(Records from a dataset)
━━━

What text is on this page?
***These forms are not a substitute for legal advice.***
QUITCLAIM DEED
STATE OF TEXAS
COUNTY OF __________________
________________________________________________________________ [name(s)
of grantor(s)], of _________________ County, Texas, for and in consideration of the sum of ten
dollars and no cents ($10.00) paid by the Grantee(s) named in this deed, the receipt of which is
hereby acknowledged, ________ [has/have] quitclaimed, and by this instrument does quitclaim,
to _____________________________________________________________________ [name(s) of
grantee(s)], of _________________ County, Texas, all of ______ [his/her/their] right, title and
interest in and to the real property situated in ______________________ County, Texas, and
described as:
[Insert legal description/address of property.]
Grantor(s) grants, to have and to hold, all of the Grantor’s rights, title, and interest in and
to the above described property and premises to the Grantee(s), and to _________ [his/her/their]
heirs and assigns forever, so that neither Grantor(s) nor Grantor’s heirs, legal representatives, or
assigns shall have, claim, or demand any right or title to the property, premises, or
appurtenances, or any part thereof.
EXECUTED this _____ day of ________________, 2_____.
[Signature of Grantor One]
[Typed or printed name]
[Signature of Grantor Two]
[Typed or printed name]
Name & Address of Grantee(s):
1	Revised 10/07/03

━━━

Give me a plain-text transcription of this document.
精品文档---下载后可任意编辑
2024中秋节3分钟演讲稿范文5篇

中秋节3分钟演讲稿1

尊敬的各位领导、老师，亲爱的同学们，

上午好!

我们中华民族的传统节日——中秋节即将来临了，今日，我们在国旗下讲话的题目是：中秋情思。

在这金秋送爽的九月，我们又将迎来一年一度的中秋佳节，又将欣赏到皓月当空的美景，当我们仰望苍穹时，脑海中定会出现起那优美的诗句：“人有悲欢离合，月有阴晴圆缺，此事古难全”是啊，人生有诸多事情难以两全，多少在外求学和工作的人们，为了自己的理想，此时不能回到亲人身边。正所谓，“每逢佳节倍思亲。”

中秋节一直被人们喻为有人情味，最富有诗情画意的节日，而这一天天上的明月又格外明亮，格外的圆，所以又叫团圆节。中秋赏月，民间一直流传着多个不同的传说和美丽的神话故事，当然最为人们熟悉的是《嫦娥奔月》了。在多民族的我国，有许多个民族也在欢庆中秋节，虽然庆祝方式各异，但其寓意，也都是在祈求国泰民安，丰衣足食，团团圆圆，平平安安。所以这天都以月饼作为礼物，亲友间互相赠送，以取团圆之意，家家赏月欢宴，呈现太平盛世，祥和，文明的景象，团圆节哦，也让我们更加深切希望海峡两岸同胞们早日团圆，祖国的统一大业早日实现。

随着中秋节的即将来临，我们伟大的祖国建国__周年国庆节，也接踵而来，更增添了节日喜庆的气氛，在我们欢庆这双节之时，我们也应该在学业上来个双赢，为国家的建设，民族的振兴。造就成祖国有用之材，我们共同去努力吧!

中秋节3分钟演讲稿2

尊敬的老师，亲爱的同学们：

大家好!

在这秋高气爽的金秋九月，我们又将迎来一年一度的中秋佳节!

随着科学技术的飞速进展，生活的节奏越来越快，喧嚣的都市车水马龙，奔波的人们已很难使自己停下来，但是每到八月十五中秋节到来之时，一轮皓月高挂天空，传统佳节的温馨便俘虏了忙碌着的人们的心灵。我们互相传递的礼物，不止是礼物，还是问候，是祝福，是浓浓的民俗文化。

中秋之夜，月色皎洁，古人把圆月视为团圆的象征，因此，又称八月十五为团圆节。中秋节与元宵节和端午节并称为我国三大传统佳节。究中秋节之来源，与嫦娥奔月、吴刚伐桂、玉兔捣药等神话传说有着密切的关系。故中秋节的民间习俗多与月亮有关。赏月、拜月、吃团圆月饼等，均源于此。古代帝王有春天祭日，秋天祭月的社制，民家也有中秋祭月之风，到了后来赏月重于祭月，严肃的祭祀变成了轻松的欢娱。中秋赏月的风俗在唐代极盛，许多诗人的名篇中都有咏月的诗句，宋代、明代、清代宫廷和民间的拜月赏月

━━━

* _Problem statement_
In the entries above, find each line with the word "premises" and copy it.

* _Correct response_
to the above described property and premises to the Grantee(s), and to _________ [his/her/their]
assigns shall have, claim, or demand any right or title to the property, premises, or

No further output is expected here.